Requirement: If a record below holds a picture, leave the picture out and copy the rest exactly.

Records for this task:
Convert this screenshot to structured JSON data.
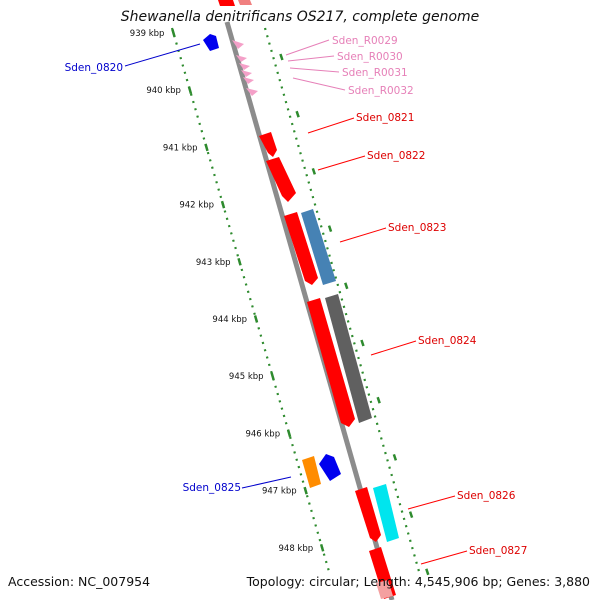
{
  "title": "Shewanella denitrificans OS217, complete genome",
  "accession_label": "Accession: NC_007954",
  "summary_label": "Topology: circular; Length: 4,545,906 bp; Genes: 3,880",
  "colors": {
    "backbone": "#8c8c8c",
    "ruler": "#2e8b2e",
    "gene_red": "#ff0000",
    "rna_pink": "#f4a0c8",
    "gene_blue_label": "#0000cc",
    "rna_label": "#e680b8",
    "steelblue": "#4682b4",
    "gray": "#606060",
    "cyan": "#00e5ee",
    "orange": "#ff8c00",
    "blue": "#0000ff"
  },
  "ruler_ticks": [
    "939 kbp",
    "940 kbp",
    "941 kbp",
    "942 kbp",
    "943 kbp",
    "944 kbp",
    "945 kbp",
    "946 kbp",
    "947 kbp",
    "948 kbp"
  ],
  "labels": [
    {
      "text": "Sden_0820",
      "kind": "gene_reverse"
    },
    {
      "text": "Sden_R0029",
      "kind": "rna"
    },
    {
      "text": "Sden_R0030",
      "kind": "rna"
    },
    {
      "text": "Sden_R0031",
      "kind": "rna"
    },
    {
      "text": "Sden_R0032",
      "kind": "rna"
    },
    {
      "text": "Sden_0821",
      "kind": "gene_forward"
    },
    {
      "text": "Sden_0822",
      "kind": "gene_forward"
    },
    {
      "text": "Sden_0823",
      "kind": "gene_forward"
    },
    {
      "text": "Sden_0824",
      "kind": "gene_forward"
    },
    {
      "text": "Sden_0825",
      "kind": "gene_reverse"
    },
    {
      "text": "Sden_0826",
      "kind": "gene_forward"
    },
    {
      "text": "Sden_0827",
      "kind": "gene_forward"
    }
  ]
}
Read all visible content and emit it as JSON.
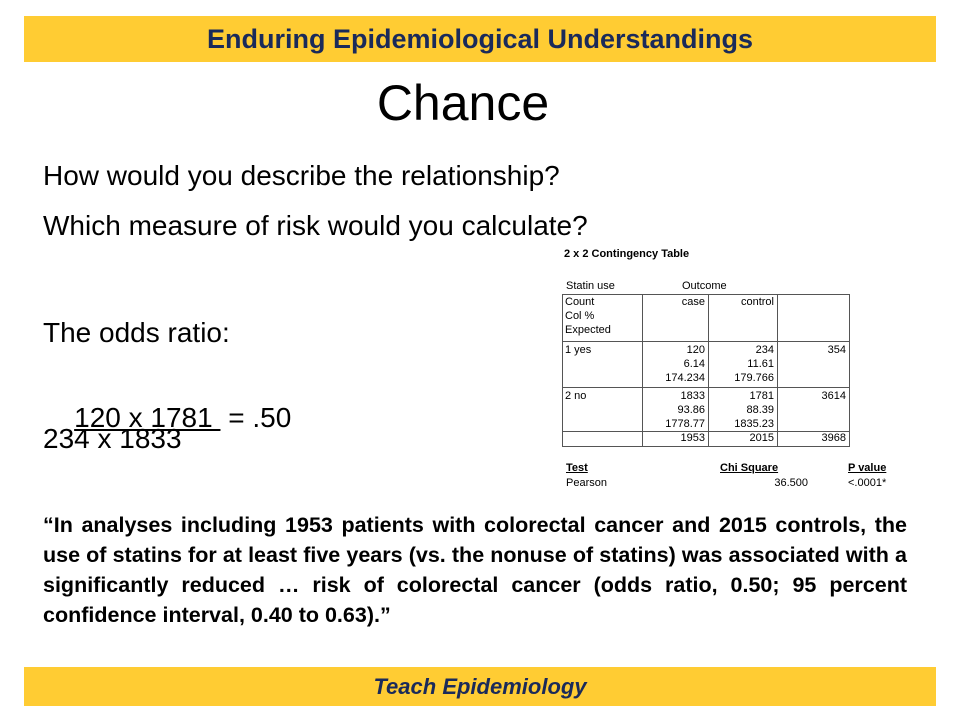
{
  "header": {
    "title": "Enduring Epidemiological Understandings"
  },
  "slide": {
    "title": "Chance",
    "questions": [
      "How would you describe the relationship?",
      "Which measure of risk would you calculate?"
    ],
    "odds": {
      "label": "The odds ratio:",
      "numerator": "120 x 1781 ",
      "result": "= .50",
      "denominator": "234 x 1833"
    },
    "quote": "“In analyses including 1953 patients with colorectal cancer and 2015 controls, the use of statins for at least five years (vs. the nonuse of statins) was associated with a significantly reduced … risk of colorectal cancer (odds ratio, 0.50; 95 percent confidence interval, 0.40 to 0.63).”"
  },
  "table": {
    "title": "2 x 2 Contingency Table",
    "row_var": "Statin use",
    "col_var": "Outcome",
    "stat_labels": [
      "Count",
      "Col %",
      "Expected"
    ],
    "columns": [
      "case",
      "control"
    ],
    "rows": [
      {
        "label": "1 yes",
        "cells": [
          [
            "120",
            "6.14",
            "174.234"
          ],
          [
            "234",
            "11.61",
            "179.766"
          ]
        ],
        "total": "354"
      },
      {
        "label": "2 no",
        "cells": [
          [
            "1833",
            "93.86",
            "1778.77"
          ],
          [
            "1781",
            "88.39",
            "1835.23"
          ]
        ],
        "total": "3614"
      }
    ],
    "totals": [
      "1953",
      "2015",
      "3968"
    ],
    "test": {
      "headers": [
        "Test",
        "Chi Square",
        "P value"
      ],
      "row": [
        "Pearson",
        "36.500",
        "<.0001*"
      ]
    }
  },
  "footer": {
    "title": "Teach Epidemiology"
  }
}
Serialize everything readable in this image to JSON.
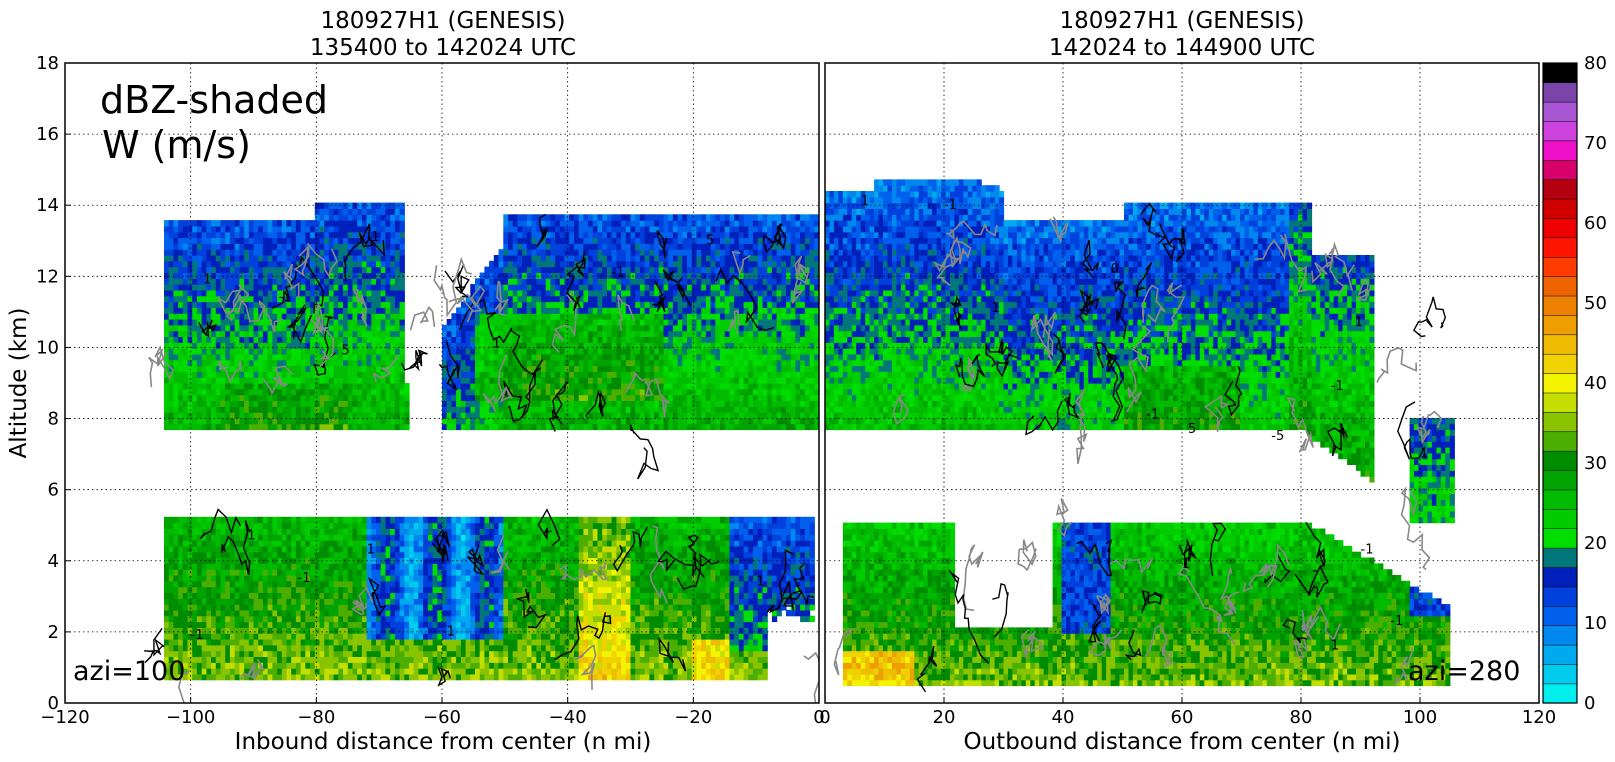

Response to the task:
Convert this screenshot to structured JSON data.
{
  "title": "Shewanella denitrificans OS217, complete genome",
  "accession_label": "Accession: NC_007954",
  "summary_label": "Topology: circular; Length: 4,545,906 bp; Genes: 3,880",
  "colors": {
    "backbone": "#8c8c8c",
    "ruler": "#2e8b2e",
    "gene_red": "#ff0000",
    "rna_pink": "#f4a0c8",
    "gene_blue_label": "#0000cc",
    "rna_label": "#e680b8",
    "steelblue": "#4682b4",
    "gray": "#606060",
    "cyan": "#00e5ee",
    "orange": "#ff8c00",
    "blue": "#0000ff"
  },
  "ruler_ticks": [
    "939 kbp",
    "940 kbp",
    "941 kbp",
    "942 kbp",
    "943 kbp",
    "944 kbp",
    "945 kbp",
    "946 kbp",
    "947 kbp",
    "948 kbp"
  ],
  "labels": [
    {
      "text": "Sden_0820",
      "kind": "gene_reverse"
    },
    {
      "text": "Sden_R0029",
      "kind": "rna"
    },
    {
      "text": "Sden_R0030",
      "kind": "rna"
    },
    {
      "text": "Sden_R0031",
      "kind": "rna"
    },
    {
      "text": "Sden_R0032",
      "kind": "rna"
    },
    {
      "text": "Sden_0821",
      "kind": "gene_forward"
    },
    {
      "text": "Sden_0822",
      "kind": "gene_forward"
    },
    {
      "text": "Sden_0823",
      "kind": "gene_forward"
    },
    {
      "text": "Sden_0824",
      "kind": "gene_forward"
    },
    {
      "text": "Sden_0825",
      "kind": "gene_reverse"
    },
    {
      "text": "Sden_0826",
      "kind": "gene_forward"
    },
    {
      "text": "Sden_0827",
      "kind": "gene_forward"
    }
  ]
}
Read all visible content and emit it as JSON.
{
  "header": {
    "title": "Enduring Epidemiological Understandings"
  },
  "slide": {
    "title": "Chance",
    "questions": [
      "How would you describe the relationship?",
      "Which measure of risk would you calculate?"
    ],
    "odds": {
      "label": "The odds ratio:",
      "numerator": "120 x 1781 ",
      "result": "= .50",
      "denominator": "234 x 1833"
    },
    "quote": "“In analyses including 1953 patients with colorectal cancer and 2015 controls, the use of statins for at least five years (vs. the nonuse of statins) was associated with a significantly reduced … risk of colorectal cancer (odds ratio, 0.50; 95 percent confidence interval, 0.40 to 0.63).”"
  },
  "table": {
    "title": "2 x 2 Contingency Table",
    "row_var": "Statin use",
    "col_var": "Outcome",
    "stat_labels": [
      "Count",
      "Col %",
      "Expected"
    ],
    "columns": [
      "case",
      "control"
    ],
    "rows": [
      {
        "label": "1 yes",
        "cells": [
          [
            "120",
            "6.14",
            "174.234"
          ],
          [
            "234",
            "11.61",
            "179.766"
          ]
        ],
        "total": "354"
      },
      {
        "label": "2 no",
        "cells": [
          [
            "1833",
            "93.86",
            "1778.77"
          ],
          [
            "1781",
            "88.39",
            "1835.23"
          ]
        ],
        "total": "3614"
      }
    ],
    "totals": [
      "1953",
      "2015",
      "3968"
    ],
    "test": {
      "headers": [
        "Test",
        "Chi Square",
        "P value"
      ],
      "row": [
        "Pearson",
        "36.500",
        "<.0001*"
      ]
    }
  },
  "footer": {
    "title": "Teach Epidemiology"
  }
}
Serialize everything readable in this image to JSON.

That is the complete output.